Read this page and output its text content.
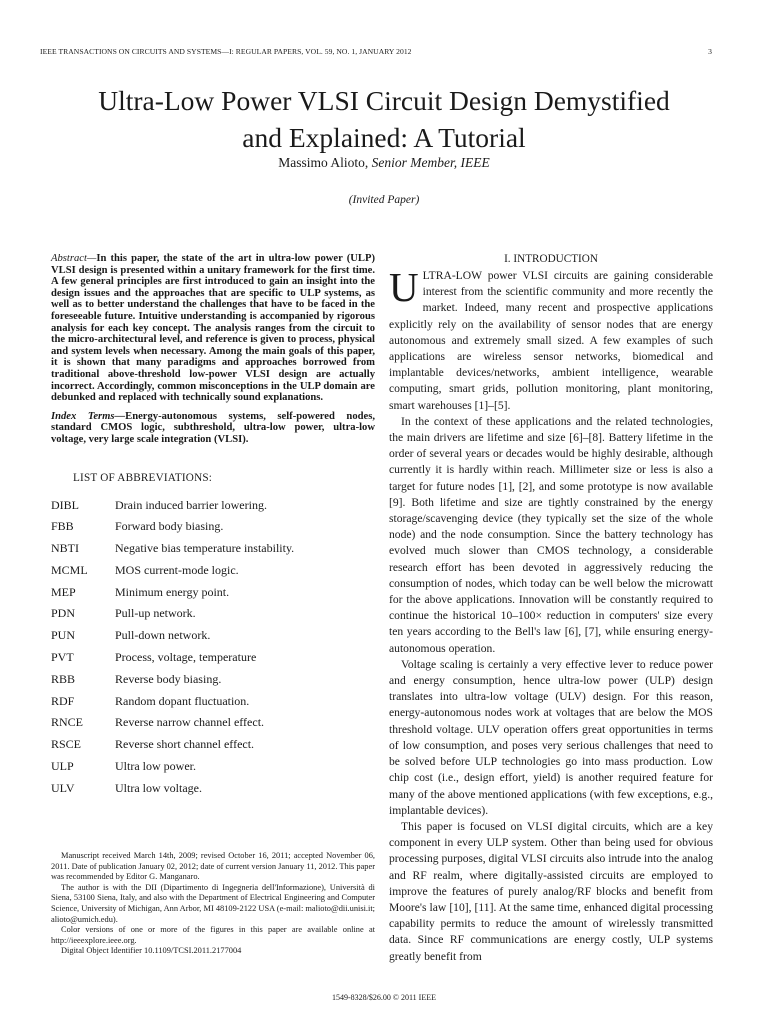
IEEE TRANSACTIONS ON CIRCUITS AND SYSTEMS—I: REGULAR PAPERS, VOL. 59, NO. 1, JANUARY 2012	3
Ultra-Low Power VLSI Circuit Design Demystified
and Explained: A Tutorial
Massimo Alioto, Senior Member, IEEE
(Invited Paper)

Abstract—In this paper, the state of the art in ultra-low power (ULP) VLSI design is presented within a unitary framework for the first time. A few general principles are first introduced to gain an insight into the design issues and the approaches that are specific to ULP systems, as well as to better understand the challenges that have to be faced in the foreseeable future. Intuitive understanding is accompanied by rigorous analysis for each key concept. The analysis ranges from the circuit to the micro-architectural level, and reference is given to process, physical and system levels when necessary. Among the main goals of this paper, it is shown that many paradigms and approaches borrowed from traditional above-threshold low-power VLSI design are actually incorrect. Accordingly, common misconceptions in the ULP domain are debunked and replaced with technically sound explanations.

Index Terms—Energy-autonomous systems, self-powered nodes, standard CMOS logic, subthreshold, ultra-low power, ultra-low voltage, very large scale integration (VLSI).

LIST OF ABBREVIATIONS:
DIBL	Drain induced barrier lowering.
FBB	Forward body biasing.
NBTI	Negative bias temperature instability.
MCML	MOS current-mode logic.
MEP	Minimum energy point.
PDN	Pull-up network.
PUN	Pull-down network.
PVT	Process, voltage, temperature
RBB	Reverse body biasing.
RDF	Random dopant fluctuation.
RNCE	Reverse narrow channel effect.
RSCE	Reverse short channel effect.
ULP	Ultra low power.
ULV	Ultra low voltage.

Manuscript received March 14th, 2009; revised October 16, 2011; accepted November 06, 2011. Date of publication January 02, 2012; date of current version January 11, 2012. This paper was recommended by Editor G. Manganaro.

The author is with the DII (Dipartimento di Ingegneria dell'Informazione), Università di Siena, 53100 Siena, Italy, and also with the Department of Electrical Engineering and Computer Science, University of Michigan, Ann Arbor, MI 48109-2122 USA (e-mail: malioto@dii.unisi.it; alioto@umich.edu).

Color versions of one or more of the figures in this paper are available online at http://ieeexplore.ieee.org.

Digital Object Identifier 10.1109/TCSI.2011.2177004

I. INTRODUCTION

ULTRA-LOW power VLSI circuits are gaining considerable interest from the scientific community and more recently the market. Indeed, many recent and prospective applications explicitly rely on the availability of sensor nodes that are energy autonomous and extremely small sized. A few examples of such applications are wireless sensor networks, biomedical and implantable devices/networks, ambient intelligence, wearable computing, smart grids, pollution monitoring, plant monitoring, smart warehouses [1]–[5].

In the context of these applications and the related technologies, the main drivers are lifetime and size [6]–[8]. Battery lifetime in the order of several years or decades would be highly desirable, although currently it is hardly within reach. Millimeter size or less is also a target for future nodes [1], [2], and some prototype is now available [9]. Both lifetime and size are tightly constrained by the energy storage/scavenging device (they typically set the size of the whole node) and the node consumption. Since the battery technology has evolved much slower than CMOS technology, a considerable research effort has been devoted in aggressively reducing the consumption of nodes, which today can be well below the microwatt for the above applications. Innovation will be constantly required to continue the historical 10–100× reduction in computers' size every ten years according to the Bell's law [6], [7], while ensuring energy-autonomous operation.

Voltage scaling is certainly a very effective lever to reduce power and energy consumption, hence ultra-low power (ULP) design translates into ultra-low voltage (ULV) design. For this reason, energy-autonomous nodes work at voltages that are below the MOS threshold voltage. ULV operation offers great opportunities in terms of low consumption, and poses very serious challenges that need to be solved before ULP technologies go into mass production. Low chip cost (i.e., design effort, yield) is another required feature for many of the above mentioned applications (with few exceptions, e.g., implantable devices).

This paper is focused on VLSI digital circuits, which are a key component in every ULP system. Other than being used for obvious processing purposes, digital VLSI circuits also intrude into the analog and RF realm, where digitally-assisted circuits are employed to improve the features of purely analog/RF blocks and benefit from Moore's law [10], [11]. At the same time, enhanced digital processing capability permits to reduce the amount of wirelessly transmitted data. Since RF communications are energy costly, ULP systems greatly benefit from

1549-8328/$26.00 © 2011 IEEE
☆ ☆ ☆ ☆ ☆
» GIVEN INSTRUCTION
Supply the count of lines in the entries that contain the word "consumption", and nothing besides.

» RESULT
2